» **THE REQUEST**: Search the material and gather each line with "monkey" in it.

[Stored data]
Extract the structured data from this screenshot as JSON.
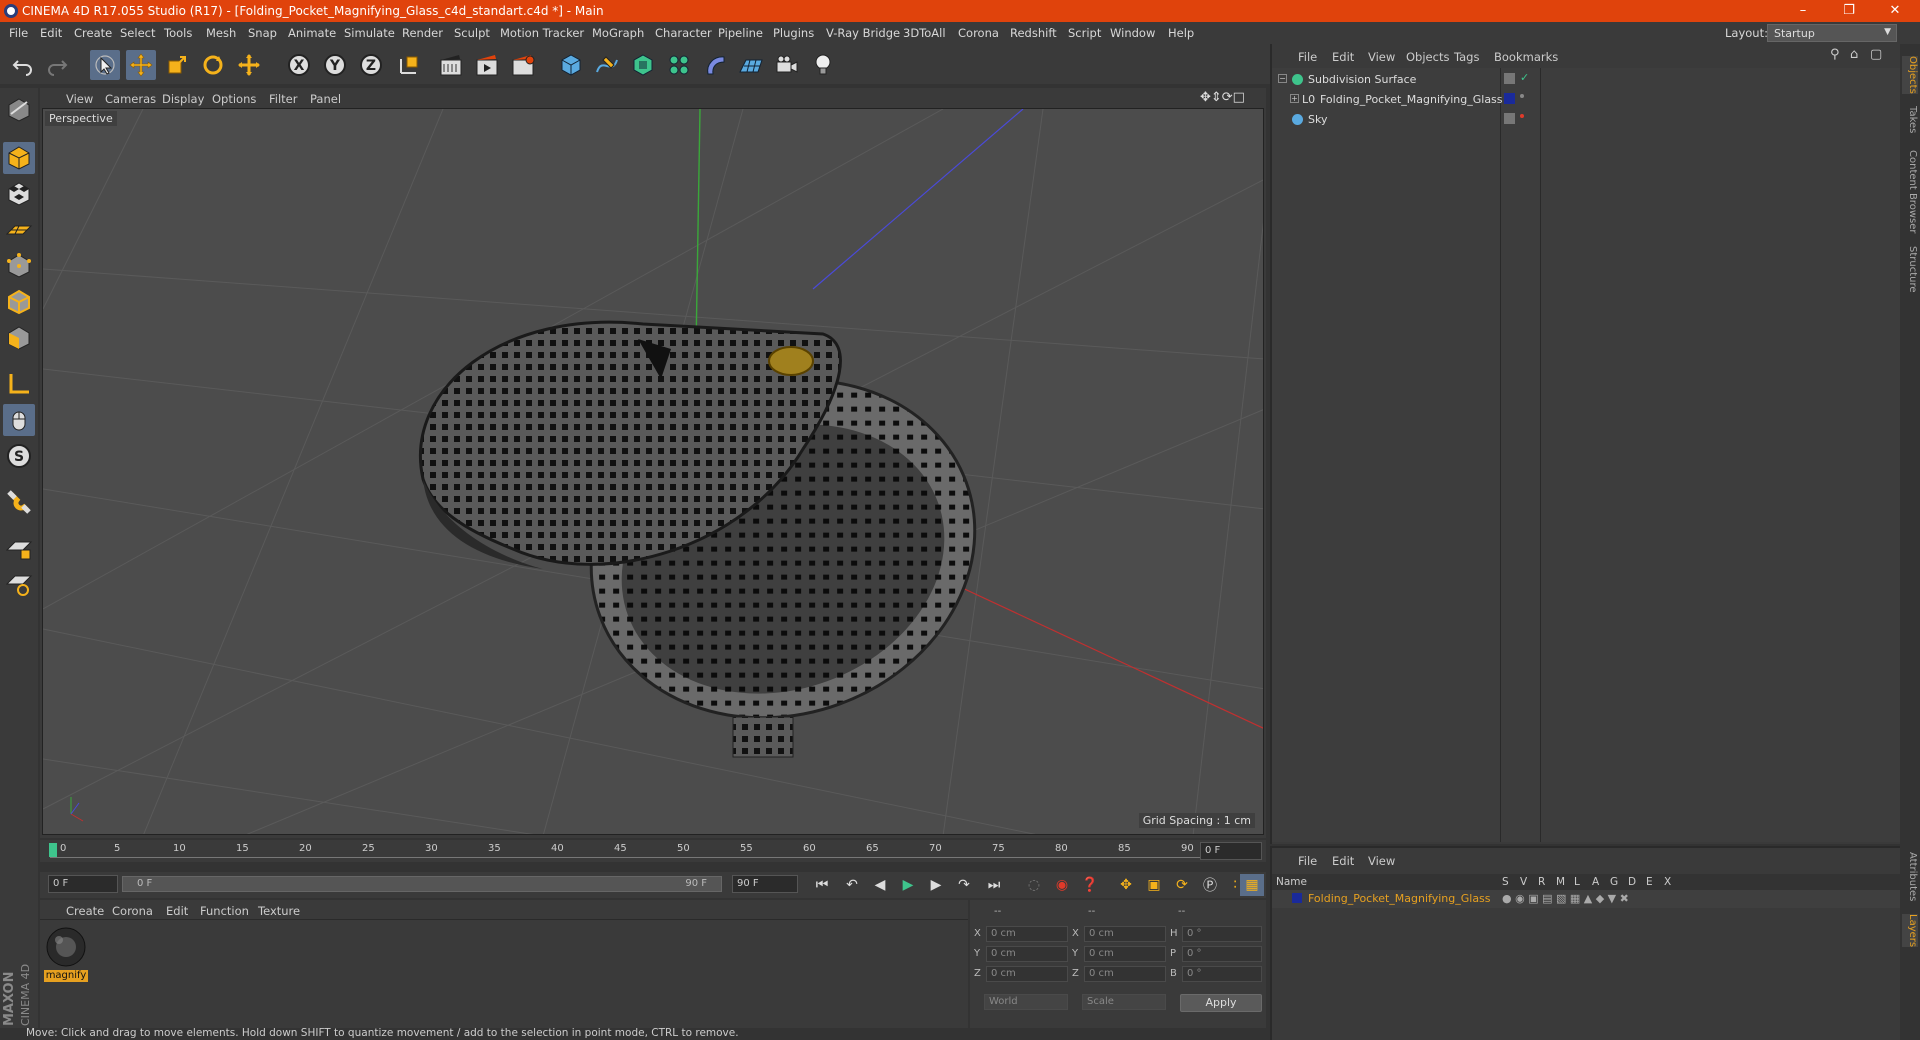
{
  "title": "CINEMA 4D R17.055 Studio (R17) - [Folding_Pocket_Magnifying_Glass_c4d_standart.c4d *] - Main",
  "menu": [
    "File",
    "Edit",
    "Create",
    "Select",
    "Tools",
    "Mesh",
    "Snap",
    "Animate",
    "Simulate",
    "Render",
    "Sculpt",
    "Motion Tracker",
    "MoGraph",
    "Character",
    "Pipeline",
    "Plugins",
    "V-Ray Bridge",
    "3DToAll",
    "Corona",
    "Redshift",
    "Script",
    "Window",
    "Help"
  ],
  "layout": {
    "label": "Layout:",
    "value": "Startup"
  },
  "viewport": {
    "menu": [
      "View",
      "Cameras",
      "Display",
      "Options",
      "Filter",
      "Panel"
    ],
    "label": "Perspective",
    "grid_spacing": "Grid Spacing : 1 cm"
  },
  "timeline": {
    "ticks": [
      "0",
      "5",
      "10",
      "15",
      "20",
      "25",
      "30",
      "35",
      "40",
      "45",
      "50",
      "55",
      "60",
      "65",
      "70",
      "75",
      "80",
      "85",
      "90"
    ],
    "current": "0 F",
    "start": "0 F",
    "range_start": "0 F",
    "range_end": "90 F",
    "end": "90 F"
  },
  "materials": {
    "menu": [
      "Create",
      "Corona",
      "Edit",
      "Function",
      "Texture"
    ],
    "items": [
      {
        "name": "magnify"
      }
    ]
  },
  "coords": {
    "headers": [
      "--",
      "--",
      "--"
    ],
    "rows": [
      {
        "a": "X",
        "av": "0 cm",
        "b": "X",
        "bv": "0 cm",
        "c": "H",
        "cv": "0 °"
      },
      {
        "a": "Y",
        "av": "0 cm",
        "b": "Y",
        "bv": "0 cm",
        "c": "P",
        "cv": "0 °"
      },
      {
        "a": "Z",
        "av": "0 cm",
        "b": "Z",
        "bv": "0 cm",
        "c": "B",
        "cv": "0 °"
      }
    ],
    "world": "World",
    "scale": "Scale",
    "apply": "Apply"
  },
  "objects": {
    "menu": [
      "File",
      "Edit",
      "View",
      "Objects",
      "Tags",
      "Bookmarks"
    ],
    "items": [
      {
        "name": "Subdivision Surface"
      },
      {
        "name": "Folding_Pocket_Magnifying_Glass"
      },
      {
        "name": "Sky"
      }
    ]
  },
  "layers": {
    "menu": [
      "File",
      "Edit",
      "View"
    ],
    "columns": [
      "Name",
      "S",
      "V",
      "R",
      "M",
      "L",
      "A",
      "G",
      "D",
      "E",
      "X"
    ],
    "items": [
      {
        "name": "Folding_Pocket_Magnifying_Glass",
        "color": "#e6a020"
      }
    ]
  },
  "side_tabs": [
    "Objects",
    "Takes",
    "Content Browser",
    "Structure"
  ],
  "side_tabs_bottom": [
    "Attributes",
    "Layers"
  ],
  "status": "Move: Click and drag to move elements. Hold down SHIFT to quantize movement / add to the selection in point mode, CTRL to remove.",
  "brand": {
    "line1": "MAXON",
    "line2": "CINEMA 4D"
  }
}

...

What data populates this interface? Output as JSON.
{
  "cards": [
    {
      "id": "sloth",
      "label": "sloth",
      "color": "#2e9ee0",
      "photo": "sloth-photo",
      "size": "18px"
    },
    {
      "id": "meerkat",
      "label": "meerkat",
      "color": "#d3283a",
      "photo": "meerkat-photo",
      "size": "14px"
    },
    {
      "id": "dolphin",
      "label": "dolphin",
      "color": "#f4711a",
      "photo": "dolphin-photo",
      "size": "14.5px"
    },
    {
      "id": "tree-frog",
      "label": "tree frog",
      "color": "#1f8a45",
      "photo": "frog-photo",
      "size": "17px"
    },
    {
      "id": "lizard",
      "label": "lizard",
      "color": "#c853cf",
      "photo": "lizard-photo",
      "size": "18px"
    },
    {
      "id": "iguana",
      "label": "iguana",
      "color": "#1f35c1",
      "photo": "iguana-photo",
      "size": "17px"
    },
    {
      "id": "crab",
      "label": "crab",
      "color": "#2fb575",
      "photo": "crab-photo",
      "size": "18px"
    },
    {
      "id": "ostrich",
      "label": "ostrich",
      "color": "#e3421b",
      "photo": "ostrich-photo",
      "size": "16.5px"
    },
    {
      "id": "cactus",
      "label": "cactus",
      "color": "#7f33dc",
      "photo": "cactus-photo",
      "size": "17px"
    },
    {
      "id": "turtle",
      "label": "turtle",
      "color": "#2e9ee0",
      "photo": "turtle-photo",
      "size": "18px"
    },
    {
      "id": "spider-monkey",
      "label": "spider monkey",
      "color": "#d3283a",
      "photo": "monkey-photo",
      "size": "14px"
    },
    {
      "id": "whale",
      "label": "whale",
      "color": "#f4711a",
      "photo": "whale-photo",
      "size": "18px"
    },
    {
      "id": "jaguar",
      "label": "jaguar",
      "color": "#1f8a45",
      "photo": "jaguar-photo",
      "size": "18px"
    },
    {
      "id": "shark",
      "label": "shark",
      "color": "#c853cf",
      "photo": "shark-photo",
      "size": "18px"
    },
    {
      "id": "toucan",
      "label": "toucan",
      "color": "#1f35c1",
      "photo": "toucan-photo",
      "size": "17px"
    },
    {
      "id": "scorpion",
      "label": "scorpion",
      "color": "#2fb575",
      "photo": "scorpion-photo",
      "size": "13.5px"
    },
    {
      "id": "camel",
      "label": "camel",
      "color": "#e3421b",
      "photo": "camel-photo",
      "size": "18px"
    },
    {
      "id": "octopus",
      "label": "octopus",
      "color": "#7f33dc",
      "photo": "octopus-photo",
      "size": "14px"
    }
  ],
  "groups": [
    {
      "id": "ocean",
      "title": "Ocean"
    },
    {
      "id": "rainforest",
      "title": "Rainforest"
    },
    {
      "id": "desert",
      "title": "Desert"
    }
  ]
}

» **EXERCISE RESPONSE**:
      "id": "spider-monkey",
      "label": "spider monkey",
      "photo": "monkey-photo",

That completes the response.